# STATED EXERCISE
Identify each line in the records below that contains the word "Cortex", and copy it.

_ _ _ _ _ _ _

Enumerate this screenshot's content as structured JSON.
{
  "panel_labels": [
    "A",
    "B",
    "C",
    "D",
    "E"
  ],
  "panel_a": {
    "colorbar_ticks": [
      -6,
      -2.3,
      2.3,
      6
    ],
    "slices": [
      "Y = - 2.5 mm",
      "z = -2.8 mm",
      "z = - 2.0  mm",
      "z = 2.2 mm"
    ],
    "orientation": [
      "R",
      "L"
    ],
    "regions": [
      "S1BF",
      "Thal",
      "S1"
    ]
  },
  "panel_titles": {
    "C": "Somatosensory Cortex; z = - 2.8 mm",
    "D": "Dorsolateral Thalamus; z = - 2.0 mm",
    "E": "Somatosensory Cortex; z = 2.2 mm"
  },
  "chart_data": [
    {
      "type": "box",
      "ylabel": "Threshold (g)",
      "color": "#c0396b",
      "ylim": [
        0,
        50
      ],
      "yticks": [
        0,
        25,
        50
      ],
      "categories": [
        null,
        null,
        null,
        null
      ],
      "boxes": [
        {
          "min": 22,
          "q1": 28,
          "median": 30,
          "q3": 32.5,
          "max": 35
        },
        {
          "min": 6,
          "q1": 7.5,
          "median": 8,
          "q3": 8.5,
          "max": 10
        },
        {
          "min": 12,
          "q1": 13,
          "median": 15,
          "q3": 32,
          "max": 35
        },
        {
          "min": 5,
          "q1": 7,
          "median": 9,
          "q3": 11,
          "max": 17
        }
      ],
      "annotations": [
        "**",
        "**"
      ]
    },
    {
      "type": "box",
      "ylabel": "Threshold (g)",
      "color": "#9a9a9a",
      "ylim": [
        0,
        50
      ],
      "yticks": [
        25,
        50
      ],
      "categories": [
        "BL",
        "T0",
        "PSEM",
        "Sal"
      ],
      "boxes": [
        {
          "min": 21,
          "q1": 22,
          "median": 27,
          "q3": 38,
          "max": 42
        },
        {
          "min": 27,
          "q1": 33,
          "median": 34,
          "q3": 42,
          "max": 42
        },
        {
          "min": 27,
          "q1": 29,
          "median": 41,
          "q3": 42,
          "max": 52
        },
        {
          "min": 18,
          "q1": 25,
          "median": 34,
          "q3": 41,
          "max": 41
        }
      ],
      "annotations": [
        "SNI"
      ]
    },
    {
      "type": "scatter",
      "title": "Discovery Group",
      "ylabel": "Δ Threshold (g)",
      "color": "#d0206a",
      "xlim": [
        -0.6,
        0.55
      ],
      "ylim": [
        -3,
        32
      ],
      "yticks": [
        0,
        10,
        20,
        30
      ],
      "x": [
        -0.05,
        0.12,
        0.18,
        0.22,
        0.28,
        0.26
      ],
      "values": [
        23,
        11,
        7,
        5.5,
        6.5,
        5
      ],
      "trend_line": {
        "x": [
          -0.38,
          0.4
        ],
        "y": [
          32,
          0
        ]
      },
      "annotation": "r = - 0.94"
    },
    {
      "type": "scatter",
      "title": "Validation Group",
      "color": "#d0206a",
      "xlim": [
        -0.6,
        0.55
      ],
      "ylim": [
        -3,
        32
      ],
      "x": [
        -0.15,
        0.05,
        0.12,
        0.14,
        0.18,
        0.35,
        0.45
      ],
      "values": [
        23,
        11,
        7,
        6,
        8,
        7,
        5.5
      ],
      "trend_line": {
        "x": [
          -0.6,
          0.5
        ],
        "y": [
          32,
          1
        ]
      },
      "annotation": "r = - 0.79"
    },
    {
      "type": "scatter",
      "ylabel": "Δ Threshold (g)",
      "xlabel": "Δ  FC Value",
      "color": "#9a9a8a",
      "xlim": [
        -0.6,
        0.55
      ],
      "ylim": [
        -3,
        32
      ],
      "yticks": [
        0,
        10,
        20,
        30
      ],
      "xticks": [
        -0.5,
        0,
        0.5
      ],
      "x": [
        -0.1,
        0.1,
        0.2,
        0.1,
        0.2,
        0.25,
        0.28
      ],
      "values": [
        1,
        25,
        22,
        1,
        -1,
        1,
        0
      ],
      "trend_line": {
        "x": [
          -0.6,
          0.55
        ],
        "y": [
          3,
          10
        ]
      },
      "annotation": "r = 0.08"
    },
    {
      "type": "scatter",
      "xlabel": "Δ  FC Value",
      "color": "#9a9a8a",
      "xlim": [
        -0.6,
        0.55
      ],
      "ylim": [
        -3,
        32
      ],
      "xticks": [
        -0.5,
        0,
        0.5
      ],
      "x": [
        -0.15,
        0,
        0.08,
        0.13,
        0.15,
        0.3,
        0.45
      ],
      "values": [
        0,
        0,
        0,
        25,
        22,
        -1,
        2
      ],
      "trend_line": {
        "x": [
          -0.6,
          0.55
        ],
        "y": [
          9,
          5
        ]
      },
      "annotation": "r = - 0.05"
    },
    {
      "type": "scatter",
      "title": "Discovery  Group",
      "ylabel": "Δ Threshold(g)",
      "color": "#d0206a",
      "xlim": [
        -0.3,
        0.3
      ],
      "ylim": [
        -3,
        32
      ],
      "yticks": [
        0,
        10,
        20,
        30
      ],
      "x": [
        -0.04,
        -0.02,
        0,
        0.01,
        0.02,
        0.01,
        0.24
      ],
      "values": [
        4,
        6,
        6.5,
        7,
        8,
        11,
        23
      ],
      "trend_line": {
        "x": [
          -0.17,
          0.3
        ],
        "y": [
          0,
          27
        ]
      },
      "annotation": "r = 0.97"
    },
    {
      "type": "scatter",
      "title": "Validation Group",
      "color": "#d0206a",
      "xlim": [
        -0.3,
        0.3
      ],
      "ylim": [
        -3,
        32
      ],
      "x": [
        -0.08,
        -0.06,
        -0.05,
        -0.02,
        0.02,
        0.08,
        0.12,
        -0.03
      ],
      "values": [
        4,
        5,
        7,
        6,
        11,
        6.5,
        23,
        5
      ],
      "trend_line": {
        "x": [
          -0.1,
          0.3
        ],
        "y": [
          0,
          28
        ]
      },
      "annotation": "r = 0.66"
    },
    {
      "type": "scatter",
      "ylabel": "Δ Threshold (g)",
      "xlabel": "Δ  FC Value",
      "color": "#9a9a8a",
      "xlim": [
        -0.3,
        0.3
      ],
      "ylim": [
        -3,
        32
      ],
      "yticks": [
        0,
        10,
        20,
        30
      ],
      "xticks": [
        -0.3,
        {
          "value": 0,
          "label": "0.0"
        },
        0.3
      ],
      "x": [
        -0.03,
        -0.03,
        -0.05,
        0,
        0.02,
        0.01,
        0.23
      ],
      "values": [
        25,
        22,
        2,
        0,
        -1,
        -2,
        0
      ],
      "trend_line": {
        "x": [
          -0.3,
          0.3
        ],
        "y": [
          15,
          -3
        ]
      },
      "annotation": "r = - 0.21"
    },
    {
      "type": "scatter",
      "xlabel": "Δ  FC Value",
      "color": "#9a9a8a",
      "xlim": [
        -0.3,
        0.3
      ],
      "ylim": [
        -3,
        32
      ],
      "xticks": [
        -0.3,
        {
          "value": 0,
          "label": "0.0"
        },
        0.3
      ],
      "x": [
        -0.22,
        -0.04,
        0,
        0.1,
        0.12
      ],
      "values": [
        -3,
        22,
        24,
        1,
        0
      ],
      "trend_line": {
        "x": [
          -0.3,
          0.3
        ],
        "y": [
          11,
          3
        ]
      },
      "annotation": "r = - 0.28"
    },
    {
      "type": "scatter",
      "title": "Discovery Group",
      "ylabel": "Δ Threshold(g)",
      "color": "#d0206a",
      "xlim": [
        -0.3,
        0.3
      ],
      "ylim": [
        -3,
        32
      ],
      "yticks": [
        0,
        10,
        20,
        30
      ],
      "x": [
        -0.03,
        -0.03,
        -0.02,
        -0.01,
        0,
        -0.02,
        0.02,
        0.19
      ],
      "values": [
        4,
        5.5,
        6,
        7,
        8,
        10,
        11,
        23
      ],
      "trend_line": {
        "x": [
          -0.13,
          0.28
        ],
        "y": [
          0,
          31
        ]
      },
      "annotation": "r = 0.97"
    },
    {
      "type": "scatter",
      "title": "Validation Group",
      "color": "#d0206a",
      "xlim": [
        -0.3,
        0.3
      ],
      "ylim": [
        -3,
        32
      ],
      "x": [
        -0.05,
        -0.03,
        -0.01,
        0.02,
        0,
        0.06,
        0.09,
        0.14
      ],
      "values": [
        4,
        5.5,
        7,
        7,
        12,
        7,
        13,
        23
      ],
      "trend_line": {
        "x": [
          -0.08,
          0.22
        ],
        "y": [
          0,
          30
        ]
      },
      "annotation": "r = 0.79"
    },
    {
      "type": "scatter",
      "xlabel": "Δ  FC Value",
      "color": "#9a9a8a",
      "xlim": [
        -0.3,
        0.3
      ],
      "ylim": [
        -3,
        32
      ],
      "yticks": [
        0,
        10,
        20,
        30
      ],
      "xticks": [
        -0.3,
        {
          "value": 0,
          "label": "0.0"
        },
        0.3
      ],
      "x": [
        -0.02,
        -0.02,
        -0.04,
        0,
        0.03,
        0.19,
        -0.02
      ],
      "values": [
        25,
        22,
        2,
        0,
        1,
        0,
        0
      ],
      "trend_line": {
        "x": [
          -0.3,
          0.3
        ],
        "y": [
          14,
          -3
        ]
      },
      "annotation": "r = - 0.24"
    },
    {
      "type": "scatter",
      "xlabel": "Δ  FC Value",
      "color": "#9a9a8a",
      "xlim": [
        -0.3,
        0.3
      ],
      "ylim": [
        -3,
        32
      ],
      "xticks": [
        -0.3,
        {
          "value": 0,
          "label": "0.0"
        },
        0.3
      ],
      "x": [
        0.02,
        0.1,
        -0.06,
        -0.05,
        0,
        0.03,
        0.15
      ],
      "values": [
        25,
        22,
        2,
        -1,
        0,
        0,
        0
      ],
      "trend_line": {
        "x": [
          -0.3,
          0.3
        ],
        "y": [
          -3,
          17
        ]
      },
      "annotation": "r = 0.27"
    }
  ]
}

_ _ _ _ _ _ _

# TASK SOLUTION
    "C": "Somatosensory Cortex; z = - 2.8 mm",
    "E": "Somatosensory Cortex; z = 2.2 mm"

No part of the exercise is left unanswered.